What you should do -
Please count every line of the following material that holds "screenshot" and give the total alone.

======== Records supplied

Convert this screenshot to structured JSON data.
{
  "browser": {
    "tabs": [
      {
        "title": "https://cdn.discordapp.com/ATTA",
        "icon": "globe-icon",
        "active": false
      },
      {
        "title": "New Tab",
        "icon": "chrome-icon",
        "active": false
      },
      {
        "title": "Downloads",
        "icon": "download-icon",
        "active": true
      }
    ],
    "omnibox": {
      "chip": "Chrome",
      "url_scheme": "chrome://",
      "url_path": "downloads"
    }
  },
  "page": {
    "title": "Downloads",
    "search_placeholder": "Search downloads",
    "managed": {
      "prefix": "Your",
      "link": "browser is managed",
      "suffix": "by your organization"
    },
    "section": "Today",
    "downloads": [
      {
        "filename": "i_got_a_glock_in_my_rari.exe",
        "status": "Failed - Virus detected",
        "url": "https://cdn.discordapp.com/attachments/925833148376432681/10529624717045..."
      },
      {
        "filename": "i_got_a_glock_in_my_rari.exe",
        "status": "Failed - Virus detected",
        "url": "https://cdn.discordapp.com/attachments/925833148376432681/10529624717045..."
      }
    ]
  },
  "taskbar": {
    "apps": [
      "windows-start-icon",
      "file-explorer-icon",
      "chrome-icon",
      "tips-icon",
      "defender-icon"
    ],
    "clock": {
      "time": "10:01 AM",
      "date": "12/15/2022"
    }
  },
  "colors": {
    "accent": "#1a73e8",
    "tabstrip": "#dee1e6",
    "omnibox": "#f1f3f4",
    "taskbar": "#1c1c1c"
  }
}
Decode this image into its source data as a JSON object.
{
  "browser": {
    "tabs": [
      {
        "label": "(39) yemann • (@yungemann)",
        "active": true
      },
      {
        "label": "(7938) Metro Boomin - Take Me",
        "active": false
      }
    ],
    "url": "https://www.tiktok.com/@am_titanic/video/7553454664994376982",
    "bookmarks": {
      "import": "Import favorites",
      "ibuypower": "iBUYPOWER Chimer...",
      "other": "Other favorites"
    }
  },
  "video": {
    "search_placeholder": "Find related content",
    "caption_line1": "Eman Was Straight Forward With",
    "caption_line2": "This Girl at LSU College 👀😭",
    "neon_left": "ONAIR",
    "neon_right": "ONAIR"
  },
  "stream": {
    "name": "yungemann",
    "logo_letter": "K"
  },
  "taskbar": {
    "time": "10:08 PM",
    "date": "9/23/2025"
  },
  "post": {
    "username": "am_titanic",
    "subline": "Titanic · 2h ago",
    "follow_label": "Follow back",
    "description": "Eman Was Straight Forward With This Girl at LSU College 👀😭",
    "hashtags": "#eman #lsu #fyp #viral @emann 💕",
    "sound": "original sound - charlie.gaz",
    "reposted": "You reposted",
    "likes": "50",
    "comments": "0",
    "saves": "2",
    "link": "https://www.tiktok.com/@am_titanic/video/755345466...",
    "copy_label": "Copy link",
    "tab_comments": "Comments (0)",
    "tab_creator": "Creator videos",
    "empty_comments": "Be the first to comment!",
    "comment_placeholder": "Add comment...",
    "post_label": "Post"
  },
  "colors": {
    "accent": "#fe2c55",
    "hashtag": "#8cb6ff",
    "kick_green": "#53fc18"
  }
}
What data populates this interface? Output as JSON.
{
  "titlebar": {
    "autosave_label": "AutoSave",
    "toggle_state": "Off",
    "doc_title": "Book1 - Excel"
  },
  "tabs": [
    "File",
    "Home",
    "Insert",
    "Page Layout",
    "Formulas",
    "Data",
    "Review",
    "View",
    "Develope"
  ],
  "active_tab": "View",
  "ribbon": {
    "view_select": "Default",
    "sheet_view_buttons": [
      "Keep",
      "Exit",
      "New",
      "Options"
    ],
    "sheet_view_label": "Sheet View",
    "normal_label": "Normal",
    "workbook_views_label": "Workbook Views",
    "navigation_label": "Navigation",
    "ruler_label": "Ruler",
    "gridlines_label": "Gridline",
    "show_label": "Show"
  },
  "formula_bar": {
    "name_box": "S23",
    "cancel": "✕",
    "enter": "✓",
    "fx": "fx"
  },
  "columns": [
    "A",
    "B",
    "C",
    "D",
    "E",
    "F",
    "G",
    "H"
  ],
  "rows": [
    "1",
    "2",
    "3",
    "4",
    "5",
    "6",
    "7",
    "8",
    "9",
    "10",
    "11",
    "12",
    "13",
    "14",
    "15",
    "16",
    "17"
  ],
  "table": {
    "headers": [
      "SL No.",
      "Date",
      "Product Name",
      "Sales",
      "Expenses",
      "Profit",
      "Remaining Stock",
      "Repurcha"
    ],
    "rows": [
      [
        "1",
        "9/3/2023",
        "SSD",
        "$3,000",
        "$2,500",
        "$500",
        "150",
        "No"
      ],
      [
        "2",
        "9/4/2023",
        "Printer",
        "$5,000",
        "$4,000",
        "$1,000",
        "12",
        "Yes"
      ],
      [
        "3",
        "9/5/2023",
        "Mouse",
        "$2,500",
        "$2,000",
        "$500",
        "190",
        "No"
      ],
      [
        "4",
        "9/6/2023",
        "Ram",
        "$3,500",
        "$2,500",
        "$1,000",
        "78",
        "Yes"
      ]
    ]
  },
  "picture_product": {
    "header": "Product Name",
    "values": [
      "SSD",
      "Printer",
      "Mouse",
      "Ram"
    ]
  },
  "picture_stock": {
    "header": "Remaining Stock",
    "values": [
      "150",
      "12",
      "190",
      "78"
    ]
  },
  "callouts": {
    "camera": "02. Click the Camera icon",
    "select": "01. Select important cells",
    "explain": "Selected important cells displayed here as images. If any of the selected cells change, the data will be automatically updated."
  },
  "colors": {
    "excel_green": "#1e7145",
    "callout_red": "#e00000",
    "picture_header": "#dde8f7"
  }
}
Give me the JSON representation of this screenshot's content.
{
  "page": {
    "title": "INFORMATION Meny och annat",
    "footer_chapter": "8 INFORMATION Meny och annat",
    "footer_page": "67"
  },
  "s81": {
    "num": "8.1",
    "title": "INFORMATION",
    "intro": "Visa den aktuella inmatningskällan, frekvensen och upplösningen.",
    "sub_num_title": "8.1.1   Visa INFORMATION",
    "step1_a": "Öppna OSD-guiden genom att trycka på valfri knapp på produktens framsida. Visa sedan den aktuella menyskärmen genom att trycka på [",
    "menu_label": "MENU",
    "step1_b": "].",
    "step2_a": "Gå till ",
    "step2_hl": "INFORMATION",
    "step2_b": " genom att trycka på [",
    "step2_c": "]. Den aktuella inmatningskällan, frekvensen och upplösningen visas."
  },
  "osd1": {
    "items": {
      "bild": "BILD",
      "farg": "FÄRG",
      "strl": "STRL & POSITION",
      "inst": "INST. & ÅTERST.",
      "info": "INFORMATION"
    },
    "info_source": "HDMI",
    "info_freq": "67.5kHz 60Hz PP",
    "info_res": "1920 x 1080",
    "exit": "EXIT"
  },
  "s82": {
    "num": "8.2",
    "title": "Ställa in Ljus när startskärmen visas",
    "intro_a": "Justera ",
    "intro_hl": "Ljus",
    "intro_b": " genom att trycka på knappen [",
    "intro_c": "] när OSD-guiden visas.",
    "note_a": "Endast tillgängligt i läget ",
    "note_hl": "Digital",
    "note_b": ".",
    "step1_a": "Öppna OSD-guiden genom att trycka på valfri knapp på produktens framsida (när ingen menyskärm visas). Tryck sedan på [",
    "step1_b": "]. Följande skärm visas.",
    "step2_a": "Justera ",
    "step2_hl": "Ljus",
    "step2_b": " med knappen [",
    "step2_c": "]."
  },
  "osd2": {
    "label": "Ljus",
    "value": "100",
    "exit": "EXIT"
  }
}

================

Expected answer -
2